GIVEN PASSAGE:
In 1589 the Privy Council encouraged the Archbishop of Canterbury to take steps to control the theatres, which had offended authority by putting on plays which addressed 'certen matters of Divinytie and of State unfitt to be suffred'.

How had questions of divinity and state become entangled? The Reformation had invested the English Crown with supremacy over the Church, and religious belief had thus been transformed into a political statement. In the plentiful chronicle literature of the sixteenth-century, questions of monarchical legitimacy and religious orthodoxy became intertwined as a consequence of that demand for a usable national past created by the high political developments of the 1530s.

Divinity and State explores the consequences of these events in the English historiography and historical drama of the sixteenth century. It is divided into four parts. In the first, the impact of reformed religion on narratives of the national past is measured and described. Part II examines how the entanglement of the national past and reformed religion was reflected in historical drama from Bale to the early years of James I, and focuses on two paradigmatic characters: the sanctified monarch and the martyred subject. Part III considers Shakespeare's history plays in the light of the preceding discussion, and finds that Shakespeare's career as a historical dramatist shows him eventually re-shaping the history play with great audacity. Part IV corroborates this reading of Shakespeare's later history plays by reference to the dramatic ripostes they provoked.

CHALLENGES:
1. Summarize the passage on divinity and state in two sentences.
2. Rewrite the passage on divinity and state, everything from "In 1589 the" down to "to be suffred'.", with "Archbishop of Canterbury" replaced by "Bishop of London".

RECORDS:
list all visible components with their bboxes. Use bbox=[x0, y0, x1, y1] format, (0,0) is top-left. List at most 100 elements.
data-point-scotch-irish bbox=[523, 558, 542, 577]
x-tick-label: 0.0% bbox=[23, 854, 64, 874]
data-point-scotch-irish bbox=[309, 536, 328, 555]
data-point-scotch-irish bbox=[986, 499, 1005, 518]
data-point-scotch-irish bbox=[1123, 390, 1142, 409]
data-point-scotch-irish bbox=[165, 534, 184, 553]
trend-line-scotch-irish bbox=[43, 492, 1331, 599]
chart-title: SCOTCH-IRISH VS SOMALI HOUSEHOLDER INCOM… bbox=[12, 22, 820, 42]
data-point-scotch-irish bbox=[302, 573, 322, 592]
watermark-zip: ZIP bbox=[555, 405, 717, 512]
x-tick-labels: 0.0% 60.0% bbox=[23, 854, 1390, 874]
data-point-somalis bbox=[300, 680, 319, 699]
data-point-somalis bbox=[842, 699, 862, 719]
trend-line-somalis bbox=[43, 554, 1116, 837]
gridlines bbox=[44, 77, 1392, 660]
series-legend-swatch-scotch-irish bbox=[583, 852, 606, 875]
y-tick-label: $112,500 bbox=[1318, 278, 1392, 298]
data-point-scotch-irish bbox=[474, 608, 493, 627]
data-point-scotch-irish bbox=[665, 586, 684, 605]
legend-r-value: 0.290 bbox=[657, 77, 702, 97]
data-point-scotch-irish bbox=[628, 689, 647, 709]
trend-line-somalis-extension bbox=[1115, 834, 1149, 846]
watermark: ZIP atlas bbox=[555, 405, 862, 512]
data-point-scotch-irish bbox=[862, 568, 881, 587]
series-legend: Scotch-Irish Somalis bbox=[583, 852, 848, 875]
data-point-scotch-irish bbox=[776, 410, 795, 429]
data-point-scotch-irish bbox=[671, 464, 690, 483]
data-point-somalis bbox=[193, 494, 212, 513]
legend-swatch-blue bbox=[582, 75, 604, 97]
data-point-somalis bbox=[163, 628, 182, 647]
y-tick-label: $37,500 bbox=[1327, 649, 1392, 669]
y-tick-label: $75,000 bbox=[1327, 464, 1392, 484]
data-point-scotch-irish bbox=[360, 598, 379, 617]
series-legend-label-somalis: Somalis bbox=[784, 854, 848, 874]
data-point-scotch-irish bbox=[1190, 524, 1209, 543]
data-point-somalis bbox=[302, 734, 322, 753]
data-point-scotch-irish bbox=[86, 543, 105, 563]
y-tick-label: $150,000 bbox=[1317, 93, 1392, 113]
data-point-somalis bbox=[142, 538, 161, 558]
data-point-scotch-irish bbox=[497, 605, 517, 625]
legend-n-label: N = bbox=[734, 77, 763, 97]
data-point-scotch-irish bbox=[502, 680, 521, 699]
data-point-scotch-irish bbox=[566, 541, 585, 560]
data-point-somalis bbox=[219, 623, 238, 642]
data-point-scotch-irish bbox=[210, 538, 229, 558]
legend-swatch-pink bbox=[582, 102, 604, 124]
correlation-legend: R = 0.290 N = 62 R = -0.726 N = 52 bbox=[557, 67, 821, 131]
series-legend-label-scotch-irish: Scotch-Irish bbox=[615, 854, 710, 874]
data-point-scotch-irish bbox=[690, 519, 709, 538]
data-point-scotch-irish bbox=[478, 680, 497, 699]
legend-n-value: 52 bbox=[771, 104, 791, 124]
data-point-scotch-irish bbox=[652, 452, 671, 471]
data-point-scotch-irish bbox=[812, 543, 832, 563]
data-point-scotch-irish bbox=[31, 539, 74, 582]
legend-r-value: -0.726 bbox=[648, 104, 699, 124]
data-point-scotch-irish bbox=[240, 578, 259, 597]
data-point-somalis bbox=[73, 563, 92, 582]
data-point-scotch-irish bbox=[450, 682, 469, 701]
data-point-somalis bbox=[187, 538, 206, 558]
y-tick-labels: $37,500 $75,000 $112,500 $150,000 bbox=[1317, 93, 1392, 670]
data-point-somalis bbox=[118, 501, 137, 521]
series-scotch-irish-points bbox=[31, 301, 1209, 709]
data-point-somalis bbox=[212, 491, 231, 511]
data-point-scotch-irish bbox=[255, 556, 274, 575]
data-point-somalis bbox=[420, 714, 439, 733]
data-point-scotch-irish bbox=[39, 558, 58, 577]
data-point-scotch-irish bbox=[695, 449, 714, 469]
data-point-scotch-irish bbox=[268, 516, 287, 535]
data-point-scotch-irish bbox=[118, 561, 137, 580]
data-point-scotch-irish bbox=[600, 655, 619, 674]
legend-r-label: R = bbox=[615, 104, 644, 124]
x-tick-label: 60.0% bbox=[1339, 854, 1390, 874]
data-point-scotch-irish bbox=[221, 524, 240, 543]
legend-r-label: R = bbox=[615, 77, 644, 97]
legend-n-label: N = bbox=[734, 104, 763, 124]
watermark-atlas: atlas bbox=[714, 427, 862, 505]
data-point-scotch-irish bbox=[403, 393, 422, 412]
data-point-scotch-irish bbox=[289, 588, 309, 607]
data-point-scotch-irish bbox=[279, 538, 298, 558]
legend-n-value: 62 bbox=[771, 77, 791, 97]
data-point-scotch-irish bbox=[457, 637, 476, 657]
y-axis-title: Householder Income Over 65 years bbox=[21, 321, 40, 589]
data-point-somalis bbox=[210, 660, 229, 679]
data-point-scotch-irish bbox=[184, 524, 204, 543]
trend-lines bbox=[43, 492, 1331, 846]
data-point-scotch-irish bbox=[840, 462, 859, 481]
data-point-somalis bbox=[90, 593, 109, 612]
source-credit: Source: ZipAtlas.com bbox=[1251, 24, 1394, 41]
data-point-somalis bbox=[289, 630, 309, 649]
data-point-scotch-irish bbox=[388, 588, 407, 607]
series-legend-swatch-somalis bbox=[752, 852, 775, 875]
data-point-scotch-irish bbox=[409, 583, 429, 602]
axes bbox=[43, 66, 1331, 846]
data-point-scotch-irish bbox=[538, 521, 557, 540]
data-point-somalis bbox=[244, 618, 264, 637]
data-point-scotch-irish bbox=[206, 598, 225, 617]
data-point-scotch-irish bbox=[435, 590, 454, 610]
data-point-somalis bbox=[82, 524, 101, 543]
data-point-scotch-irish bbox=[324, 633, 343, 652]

EXPECTED RESULTS:
1. In 1589 the Privy Council urged the Archbishop of Canterbury to control the theatres, which had offended authority by staging plays on matters of divinity and state. Because the Reformation gave the English Crown supremacy over the Church and turned religious belief into a political statement, Divinity and State explores how this entanglement shaped sixteenth-century English historiography and historical drama, including Shakespeare's history plays.

2.
In 1589 the Privy Council encouraged the Bishop of London to take steps to control the theatres, which had offended authority by putting on plays which addressed 'certen matters of Divinytie and of State unfitt to be suffred'.